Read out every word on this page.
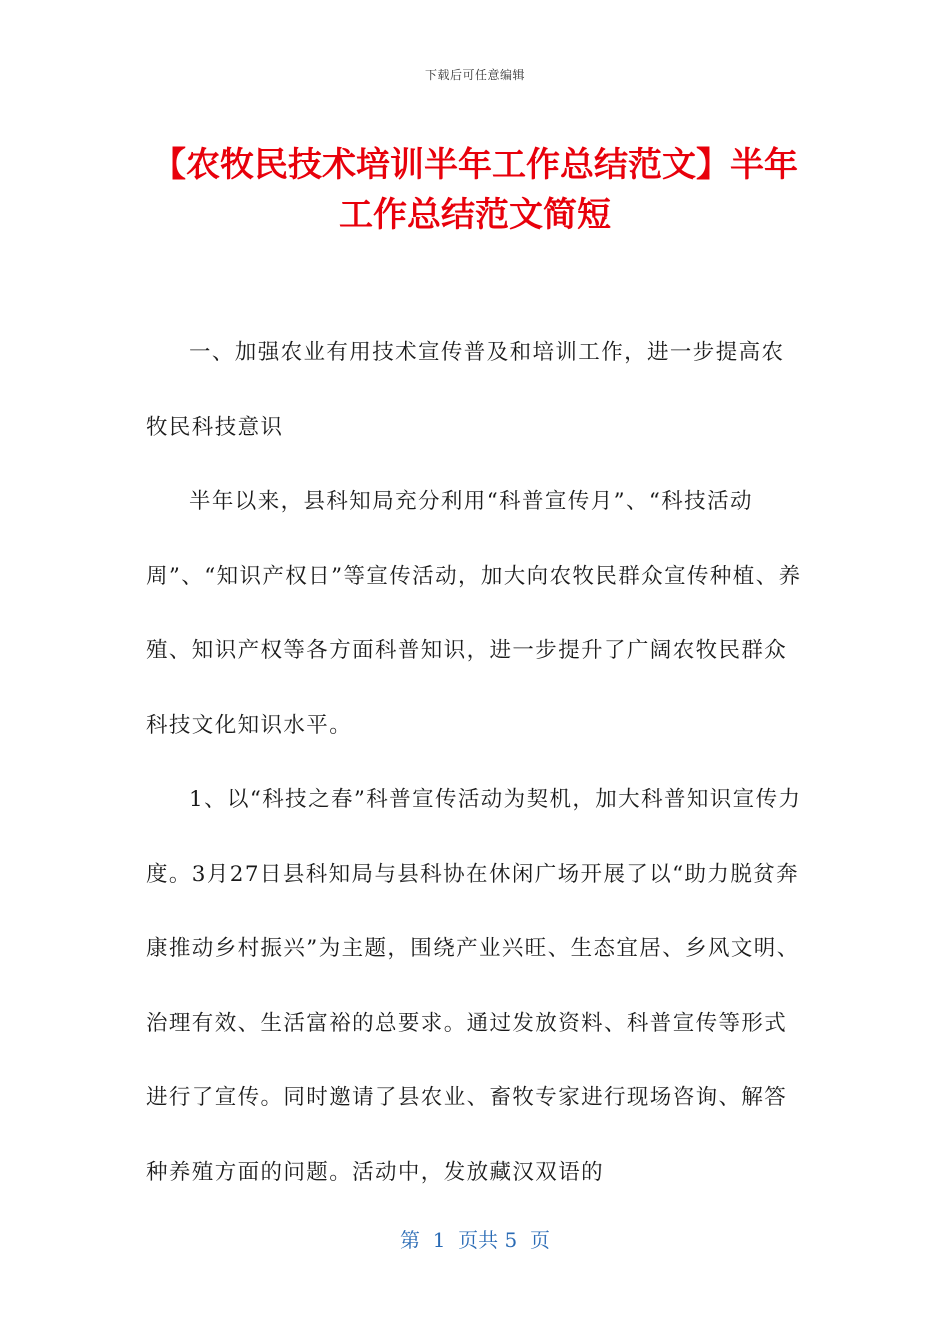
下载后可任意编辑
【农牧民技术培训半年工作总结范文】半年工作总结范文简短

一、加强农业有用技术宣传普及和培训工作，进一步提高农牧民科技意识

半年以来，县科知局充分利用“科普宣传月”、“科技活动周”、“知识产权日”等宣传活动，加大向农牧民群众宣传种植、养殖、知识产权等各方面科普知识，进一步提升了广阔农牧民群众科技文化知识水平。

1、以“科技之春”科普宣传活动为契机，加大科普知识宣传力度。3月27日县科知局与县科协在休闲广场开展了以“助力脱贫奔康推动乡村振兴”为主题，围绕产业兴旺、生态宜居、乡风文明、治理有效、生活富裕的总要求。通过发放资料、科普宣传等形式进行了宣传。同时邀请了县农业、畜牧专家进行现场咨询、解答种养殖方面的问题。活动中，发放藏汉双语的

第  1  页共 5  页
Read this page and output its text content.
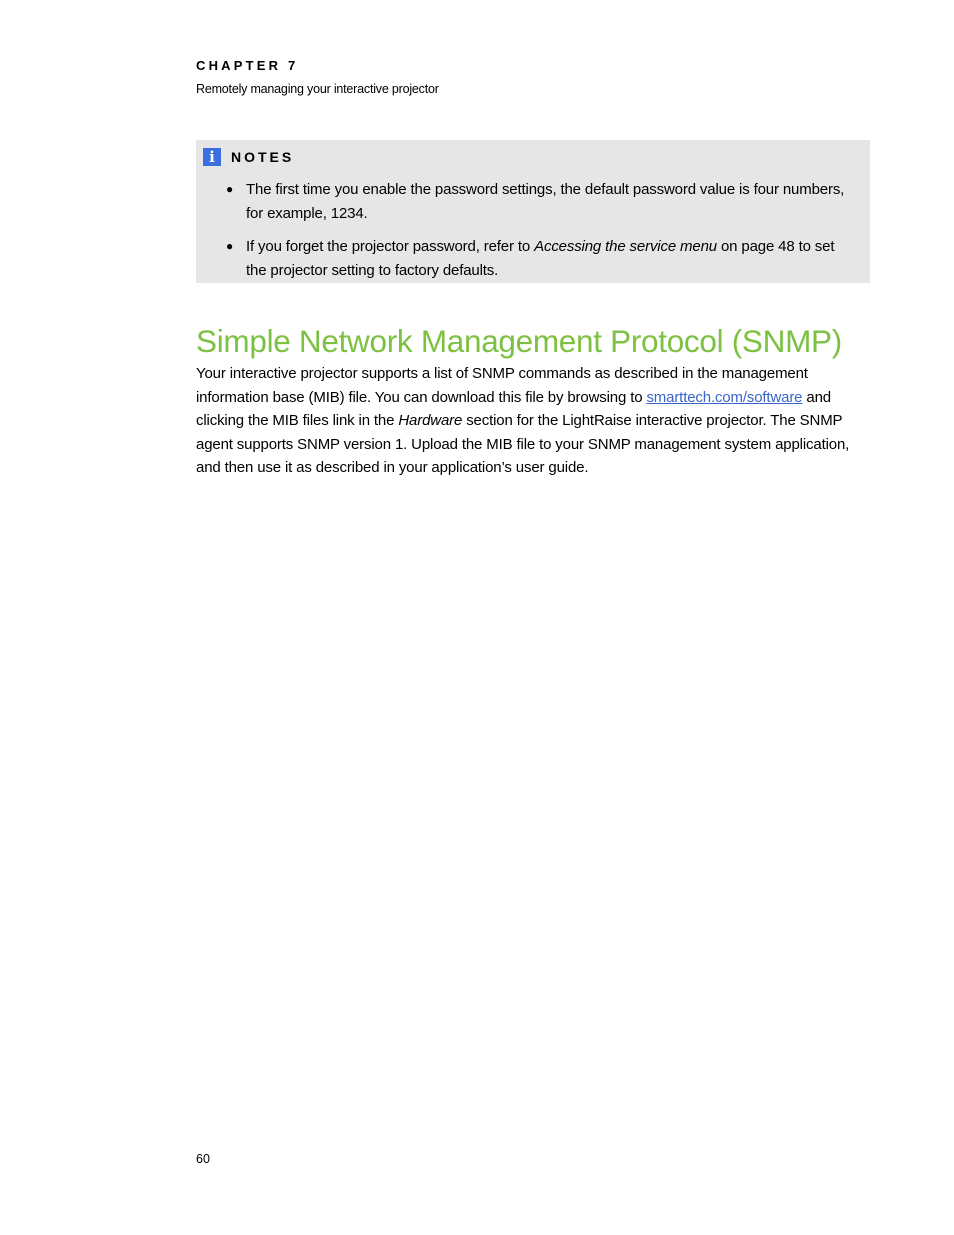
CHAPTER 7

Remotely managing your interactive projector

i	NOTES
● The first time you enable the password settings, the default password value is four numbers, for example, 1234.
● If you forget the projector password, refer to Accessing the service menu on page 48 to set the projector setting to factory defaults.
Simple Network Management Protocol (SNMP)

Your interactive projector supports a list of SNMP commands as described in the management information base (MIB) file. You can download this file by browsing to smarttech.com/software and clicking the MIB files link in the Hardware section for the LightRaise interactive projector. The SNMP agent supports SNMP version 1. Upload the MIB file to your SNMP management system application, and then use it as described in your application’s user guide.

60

## Job
Write the lines above out again exactly, without any of their pictures.

## Response for this exercise
Read out every word on this page.
下载后可任意编辑
【农牧民技术培训半年工作总结范文】半年工作总结范文简短

一、加强农业有用技术宣传普及和培训工作，进一步提高农牧民科技意识

半年以来，县科知局充分利用“科普宣传月”、“科技活动周”、“知识产权日”等宣传活动，加大向农牧民群众宣传种植、养殖、知识产权等各方面科普知识，进一步提升了广阔农牧民群众科技文化知识水平。

1、以“科技之春”科普宣传活动为契机，加大科普知识宣传力度。3月27日县科知局与县科协在休闲广场开展了以“助力脱贫奔康推动乡村振兴”为主题，围绕产业兴旺、生态宜居、乡风文明、治理有效、生活富裕的总要求。通过发放资料、科普宣传等形式进行了宣传。同时邀请了县农业、畜牧专家进行现场咨询、解答种养殖方面的问题。活动中，发放藏汉双语的

第  1  页共 5  页
Read this page and output its text content.
CHAPTER 7

Remotely managing your interactive projector

i	NOTES
● The first time you enable the password settings, the default password value is four numbers, for example, 1234.
● If you forget the projector password, refer to Accessing the service menu on page 48 to set the projector setting to factory defaults.
Simple Network Management Protocol (SNMP)

Your interactive projector supports a list of SNMP commands as described in the management information base (MIB) file. You can download this file by browsing to smarttech.com/software and clicking the MIB files link in the Hardware section for the LightRaise interactive projector. The SNMP agent supports SNMP version 1. Upload the MIB file to your SNMP management system application, and then use it as described in your application’s user guide.

60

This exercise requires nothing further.